-------- Entries --------
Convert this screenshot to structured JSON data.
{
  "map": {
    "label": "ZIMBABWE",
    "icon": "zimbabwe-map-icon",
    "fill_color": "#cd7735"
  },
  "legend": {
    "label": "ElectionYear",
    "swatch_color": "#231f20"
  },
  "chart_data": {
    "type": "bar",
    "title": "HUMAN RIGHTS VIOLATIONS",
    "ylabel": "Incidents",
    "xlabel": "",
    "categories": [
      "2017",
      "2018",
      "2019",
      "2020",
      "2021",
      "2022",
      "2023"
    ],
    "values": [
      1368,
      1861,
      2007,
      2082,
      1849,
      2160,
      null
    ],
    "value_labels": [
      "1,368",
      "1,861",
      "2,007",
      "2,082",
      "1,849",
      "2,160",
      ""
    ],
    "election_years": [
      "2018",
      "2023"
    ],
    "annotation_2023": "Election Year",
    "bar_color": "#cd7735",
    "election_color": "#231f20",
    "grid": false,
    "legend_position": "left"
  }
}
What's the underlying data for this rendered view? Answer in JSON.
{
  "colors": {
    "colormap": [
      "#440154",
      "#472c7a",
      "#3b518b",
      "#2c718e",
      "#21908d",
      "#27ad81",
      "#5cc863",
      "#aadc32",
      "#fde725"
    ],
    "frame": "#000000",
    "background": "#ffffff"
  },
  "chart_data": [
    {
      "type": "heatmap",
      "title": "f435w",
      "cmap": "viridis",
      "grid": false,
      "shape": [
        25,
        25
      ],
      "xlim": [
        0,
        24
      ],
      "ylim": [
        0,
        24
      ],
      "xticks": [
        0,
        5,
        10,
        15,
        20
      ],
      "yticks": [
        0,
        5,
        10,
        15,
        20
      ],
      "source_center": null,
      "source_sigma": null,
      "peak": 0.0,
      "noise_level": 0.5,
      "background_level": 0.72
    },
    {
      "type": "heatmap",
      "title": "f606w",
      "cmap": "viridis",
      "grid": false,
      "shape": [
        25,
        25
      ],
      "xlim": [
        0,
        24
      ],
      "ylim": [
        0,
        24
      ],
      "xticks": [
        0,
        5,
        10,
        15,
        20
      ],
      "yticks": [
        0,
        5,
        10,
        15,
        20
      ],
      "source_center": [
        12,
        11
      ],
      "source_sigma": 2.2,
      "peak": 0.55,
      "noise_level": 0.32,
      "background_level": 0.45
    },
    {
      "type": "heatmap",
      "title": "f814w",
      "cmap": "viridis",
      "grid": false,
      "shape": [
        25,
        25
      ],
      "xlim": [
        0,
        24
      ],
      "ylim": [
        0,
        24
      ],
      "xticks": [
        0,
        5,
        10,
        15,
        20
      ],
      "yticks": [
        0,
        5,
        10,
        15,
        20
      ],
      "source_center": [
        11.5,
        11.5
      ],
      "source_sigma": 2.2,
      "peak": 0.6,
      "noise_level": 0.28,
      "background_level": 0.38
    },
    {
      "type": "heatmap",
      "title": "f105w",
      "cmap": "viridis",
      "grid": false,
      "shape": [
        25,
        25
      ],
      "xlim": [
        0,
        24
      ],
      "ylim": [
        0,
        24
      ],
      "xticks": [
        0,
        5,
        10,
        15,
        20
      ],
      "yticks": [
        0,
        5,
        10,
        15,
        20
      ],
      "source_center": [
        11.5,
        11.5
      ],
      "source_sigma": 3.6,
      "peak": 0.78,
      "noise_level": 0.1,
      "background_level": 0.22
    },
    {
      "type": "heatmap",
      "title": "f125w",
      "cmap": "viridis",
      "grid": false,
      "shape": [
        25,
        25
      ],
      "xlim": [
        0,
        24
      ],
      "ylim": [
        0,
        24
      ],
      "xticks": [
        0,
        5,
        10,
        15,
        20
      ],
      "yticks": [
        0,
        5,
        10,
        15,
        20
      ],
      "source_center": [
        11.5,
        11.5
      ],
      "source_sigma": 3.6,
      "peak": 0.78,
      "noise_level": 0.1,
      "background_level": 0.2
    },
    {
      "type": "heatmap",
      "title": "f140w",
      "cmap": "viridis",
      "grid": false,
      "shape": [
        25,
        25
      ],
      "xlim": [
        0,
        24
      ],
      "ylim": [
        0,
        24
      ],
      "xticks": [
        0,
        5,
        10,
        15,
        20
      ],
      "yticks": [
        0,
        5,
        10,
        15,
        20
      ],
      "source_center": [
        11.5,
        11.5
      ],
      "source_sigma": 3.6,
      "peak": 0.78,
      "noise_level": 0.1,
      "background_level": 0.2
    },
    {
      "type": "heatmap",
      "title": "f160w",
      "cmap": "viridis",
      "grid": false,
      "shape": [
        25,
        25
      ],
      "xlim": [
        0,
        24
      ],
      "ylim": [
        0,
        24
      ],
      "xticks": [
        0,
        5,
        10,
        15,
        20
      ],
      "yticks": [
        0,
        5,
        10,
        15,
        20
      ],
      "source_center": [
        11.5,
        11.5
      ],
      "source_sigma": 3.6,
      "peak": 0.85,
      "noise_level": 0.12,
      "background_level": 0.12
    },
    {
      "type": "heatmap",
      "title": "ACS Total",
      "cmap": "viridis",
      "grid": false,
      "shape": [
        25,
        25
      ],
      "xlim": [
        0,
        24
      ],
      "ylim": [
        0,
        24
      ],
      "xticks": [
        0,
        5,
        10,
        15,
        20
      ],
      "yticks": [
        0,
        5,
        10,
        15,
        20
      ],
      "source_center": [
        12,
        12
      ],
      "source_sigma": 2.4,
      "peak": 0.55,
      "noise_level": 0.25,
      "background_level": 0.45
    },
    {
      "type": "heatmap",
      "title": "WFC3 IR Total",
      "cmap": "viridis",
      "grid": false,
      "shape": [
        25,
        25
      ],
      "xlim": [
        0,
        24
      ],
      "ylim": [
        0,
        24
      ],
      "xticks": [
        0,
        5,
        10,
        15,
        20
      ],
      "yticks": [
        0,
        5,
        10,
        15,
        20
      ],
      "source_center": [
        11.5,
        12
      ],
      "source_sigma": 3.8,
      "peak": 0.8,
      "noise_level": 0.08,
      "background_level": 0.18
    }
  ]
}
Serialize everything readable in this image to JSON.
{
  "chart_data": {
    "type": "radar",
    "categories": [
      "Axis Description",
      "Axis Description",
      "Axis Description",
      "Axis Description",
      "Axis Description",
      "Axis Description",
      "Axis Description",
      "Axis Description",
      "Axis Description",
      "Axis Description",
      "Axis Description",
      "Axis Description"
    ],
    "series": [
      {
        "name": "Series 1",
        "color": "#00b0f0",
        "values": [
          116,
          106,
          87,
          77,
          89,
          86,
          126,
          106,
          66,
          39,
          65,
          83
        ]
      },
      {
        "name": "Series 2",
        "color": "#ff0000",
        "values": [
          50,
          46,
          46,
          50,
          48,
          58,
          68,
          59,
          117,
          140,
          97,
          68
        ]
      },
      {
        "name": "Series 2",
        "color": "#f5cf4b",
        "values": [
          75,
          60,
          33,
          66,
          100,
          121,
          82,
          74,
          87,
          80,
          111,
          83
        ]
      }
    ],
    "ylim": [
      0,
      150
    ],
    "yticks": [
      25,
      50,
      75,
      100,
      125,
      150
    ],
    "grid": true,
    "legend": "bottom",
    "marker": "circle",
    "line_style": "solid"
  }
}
--------
Work to be completed:
Nothing should be changed: write out all of the data as is.

Response:
Convert this screenshot to structured JSON data.
{
  "map": {
    "label": "ZIMBABWE",
    "icon": "zimbabwe-map-icon",
    "fill_color": "#cd7735"
  },
  "legend": {
    "label": "ElectionYear",
    "swatch_color": "#231f20"
  },
  "chart_data": {
    "type": "bar",
    "title": "HUMAN RIGHTS VIOLATIONS",
    "ylabel": "Incidents",
    "xlabel": "",
    "categories": [
      "2017",
      "2018",
      "2019",
      "2020",
      "2021",
      "2022",
      "2023"
    ],
    "values": [
      1368,
      1861,
      2007,
      2082,
      1849,
      2160,
      null
    ],
    "value_labels": [
      "1,368",
      "1,861",
      "2,007",
      "2,082",
      "1,849",
      "2,160",
      ""
    ],
    "election_years": [
      "2018",
      "2023"
    ],
    "annotation_2023": "Election Year",
    "bar_color": "#cd7735",
    "election_color": "#231f20",
    "grid": false,
    "legend_position": "left"
  }
}
What's the underlying data for this rendered view? Answer in JSON.
{
  "colors": {
    "colormap": [
      "#440154",
      "#472c7a",
      "#3b518b",
      "#2c718e",
      "#21908d",
      "#27ad81",
      "#5cc863",
      "#aadc32",
      "#fde725"
    ],
    "frame": "#000000",
    "background": "#ffffff"
  },
  "chart_data": [
    {
      "type": "heatmap",
      "title": "f435w",
      "cmap": "viridis",
      "grid": false,
      "shape": [
        25,
        25
      ],
      "xlim": [
        0,
        24
      ],
      "ylim": [
        0,
        24
      ],
      "xticks": [
        0,
        5,
        10,
        15,
        20
      ],
      "yticks": [
        0,
        5,
        10,
        15,
        20
      ],
      "source_center": null,
      "source_sigma": null,
      "peak": 0.0,
      "noise_level": 0.5,
      "background_level": 0.72
    },
    {
      "type": "heatmap",
      "title": "f606w",
      "cmap": "viridis",
      "grid": false,
      "shape": [
        25,
        25
      ],
      "xlim": [
        0,
        24
      ],
      "ylim": [
        0,
        24
      ],
      "xticks": [
        0,
        5,
        10,
        15,
        20
      ],
      "yticks": [
        0,
        5,
        10,
        15,
        20
      ],
      "source_center": [
        12,
        11
      ],
      "source_sigma": 2.2,
      "peak": 0.55,
      "noise_level": 0.32,
      "background_level": 0.45
    },
    {
      "type": "heatmap",
      "title": "f814w",
      "cmap": "viridis",
      "grid": false,
      "shape": [
        25,
        25
      ],
      "xlim": [
        0,
        24
      ],
      "ylim": [
        0,
        24
      ],
      "xticks": [
        0,
        5,
        10,
        15,
        20
      ],
      "yticks": [
        0,
        5,
        10,
        15,
        20
      ],
      "source_center": [
        11.5,
        11.5
      ],
      "source_sigma": 2.2,
      "peak": 0.6,
      "noise_level": 0.28,
      "background_level": 0.38
    },
    {
      "type": "heatmap",
      "title": "f105w",
      "cmap": "viridis",
      "grid": false,
      "shape": [
        25,
        25
      ],
      "xlim": [
        0,
        24
      ],
      "ylim": [
        0,
        24
      ],
      "xticks": [
        0,
        5,
        10,
        15,
        20
      ],
      "yticks": [
        0,
        5,
        10,
        15,
        20
      ],
      "source_center": [
        11.5,
        11.5
      ],
      "source_sigma": 3.6,
      "peak": 0.78,
      "noise_level": 0.1,
      "background_level": 0.22
    },
    {
      "type": "heatmap",
      "title": "f125w",
      "cmap": "viridis",
      "grid": false,
      "shape": [
        25,
        25
      ],
      "xlim": [
        0,
        24
      ],
      "ylim": [
        0,
        24
      ],
      "xticks": [
        0,
        5,
        10,
        15,
        20
      ],
      "yticks": [
        0,
        5,
        10,
        15,
        20
      ],
      "source_center": [
        11.5,
        11.5
      ],
      "source_sigma": 3.6,
      "peak": 0.78,
      "noise_level": 0.1,
      "background_level": 0.2
    },
    {
      "type": "heatmap",
      "title": "f140w",
      "cmap": "viridis",
      "grid": false,
      "shape": [
        25,
        25
      ],
      "xlim": [
        0,
        24
      ],
      "ylim": [
        0,
        24
      ],
      "xticks": [
        0,
        5,
        10,
        15,
        20
      ],
      "yticks": [
        0,
        5,
        10,
        15,
        20
      ],
      "source_center": [
        11.5,
        11.5
      ],
      "source_sigma": 3.6,
      "peak": 0.78,
      "noise_level": 0.1,
      "background_level": 0.2
    },
    {
      "type": "heatmap",
      "title": "f160w",
      "cmap": "viridis",
      "grid": false,
      "shape": [
        25,
        25
      ],
      "xlim": [
        0,
        24
      ],
      "ylim": [
        0,
        24
      ],
      "xticks": [
        0,
        5,
        10,
        15,
        20
      ],
      "yticks": [
        0,
        5,
        10,
        15,
        20
      ],
      "source_center": [
        11.5,
        11.5
      ],
      "source_sigma": 3.6,
      "peak": 0.85,
      "noise_level": 0.12,
      "background_level": 0.12
    },
    {
      "type": "heatmap",
      "title": "ACS Total",
      "cmap": "viridis",
      "grid": false,
      "shape": [
        25,
        25
      ],
      "xlim": [
        0,
        24
      ],
      "ylim": [
        0,
        24
      ],
      "xticks": [
        0,
        5,
        10,
        15,
        20
      ],
      "yticks": [
        0,
        5,
        10,
        15,
        20
      ],
      "source_center": [
        12,
        12
      ],
      "source_sigma": 2.4,
      "peak": 0.55,
      "noise_level": 0.25,
      "background_level": 0.45
    },
    {
      "type": "heatmap",
      "title": "WFC3 IR Total",
      "cmap": "viridis",
      "grid": false,
      "shape": [
        25,
        25
      ],
      "xlim": [
        0,
        24
      ],
      "ylim": [
        0,
        24
      ],
      "xticks": [
        0,
        5,
        10,
        15,
        20
      ],
      "yticks": [
        0,
        5,
        10,
        15,
        20
      ],
      "source_center": [
        11.5,
        12
      ],
      "source_sigma": 3.8,
      "peak": 0.8,
      "noise_level": 0.08,
      "background_level": 0.18
    }
  ]
}
Serialize everything readable in this image to JSON.
{
  "chart_data": {
    "type": "radar",
    "categories": [
      "Axis Description",
      "Axis Description",
      "Axis Description",
      "Axis Description",
      "Axis Description",
      "Axis Description",
      "Axis Description",
      "Axis Description",
      "Axis Description",
      "Axis Description",
      "Axis Description",
      "Axis Description"
    ],
    "series": [
      {
        "name": "Series 1",
        "color": "#00b0f0",
        "values": [
          116,
          106,
          87,
          77,
          89,
          86,
          126,
          106,
          66,
          39,
          65,
          83
        ]
      },
      {
        "name": "Series 2",
        "color": "#ff0000",
        "values": [
          50,
          46,
          46,
          50,
          48,
          58,
          68,
          59,
          117,
          140,
          97,
          68
        ]
      },
      {
        "name": "Series 2",
        "color": "#f5cf4b",
        "values": [
          75,
          60,
          33,
          66,
          100,
          121,
          82,
          74,
          87,
          80,
          111,
          83
        ]
      }
    ],
    "ylim": [
      0,
      150
    ],
    "yticks": [
      25,
      50,
      75,
      100,
      125,
      150
    ],
    "grid": true,
    "legend": "bottom",
    "marker": "circle",
    "line_style": "solid"
  }
}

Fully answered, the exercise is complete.